— Short task —
In your copy, leave out the pictures and repeat the entries below exactly.

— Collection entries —
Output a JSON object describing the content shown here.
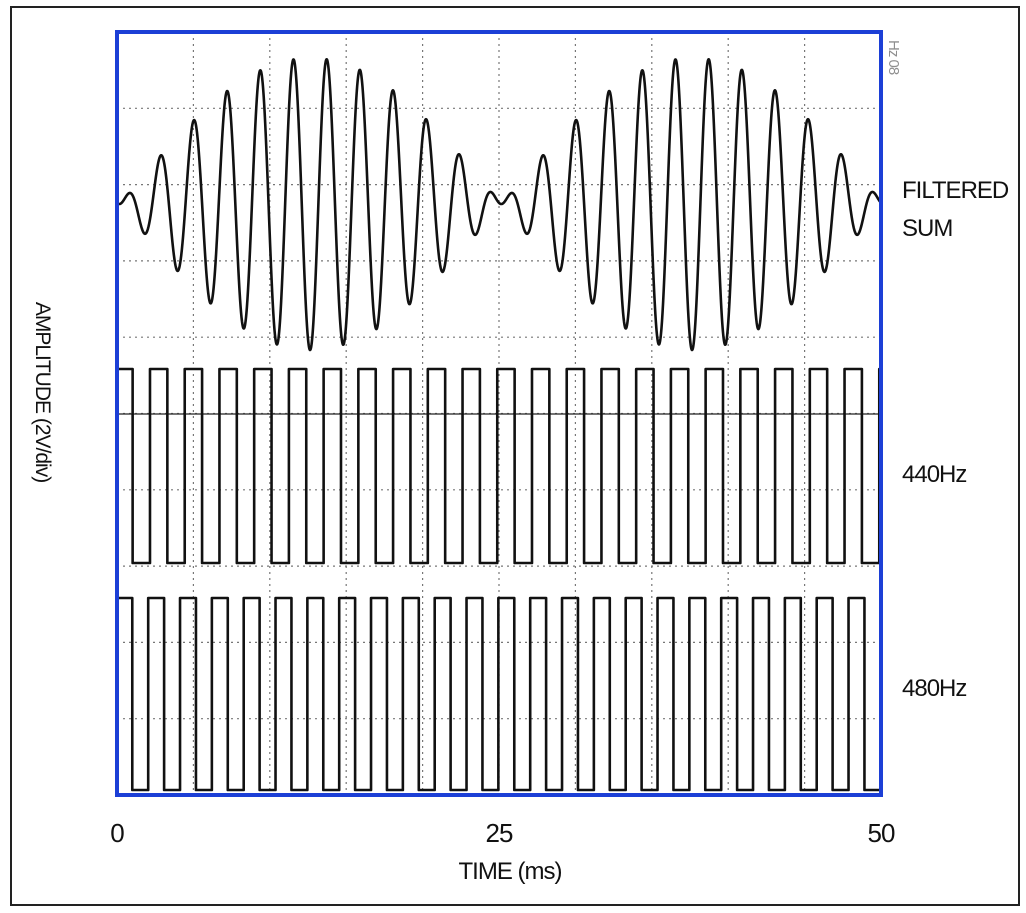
{
  "chart_data": {
    "type": "line",
    "title": "",
    "xlabel": "TIME (ms)",
    "ylabel": "AMPLITUDE (2V/div)",
    "xlim": [
      0,
      50
    ],
    "x_ticks": [
      "0",
      "25",
      "50"
    ],
    "grid": true,
    "series": [
      {
        "name": "FILTERED SUM",
        "kind": "sine-sum",
        "components_hz": [
          440,
          480
        ],
        "beat_hz": 40
      },
      {
        "name": "440Hz",
        "kind": "square",
        "frequency_hz": 440,
        "duty": 0.5
      },
      {
        "name": "480Hz",
        "kind": "square",
        "frequency_hz": 480,
        "duty": 0.5
      }
    ],
    "partial_label": "Hz 08",
    "colors": {
      "plot_border": "#1c3fd6",
      "trace": "#111111",
      "grid": "#777777"
    }
  }
}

— Expected output —
Output a JSON object describing the content shown here.
{
  "chart_data": {
    "type": "line",
    "title": "",
    "xlabel": "TIME (ms)",
    "ylabel": "AMPLITUDE (2V/div)",
    "xlim": [
      0,
      50
    ],
    "x_ticks": [
      "0",
      "25",
      "50"
    ],
    "grid": true,
    "series": [
      {
        "name": "FILTERED SUM",
        "kind": "sine-sum",
        "components_hz": [
          440,
          480
        ],
        "beat_hz": 40
      },
      {
        "name": "440Hz",
        "kind": "square",
        "frequency_hz": 440,
        "duty": 0.5
      },
      {
        "name": "480Hz",
        "kind": "square",
        "frequency_hz": 480,
        "duty": 0.5
      }
    ],
    "partial_label": "Hz 08",
    "colors": {
      "plot_border": "#1c3fd6",
      "trace": "#111111",
      "grid": "#777777"
    }
  }
}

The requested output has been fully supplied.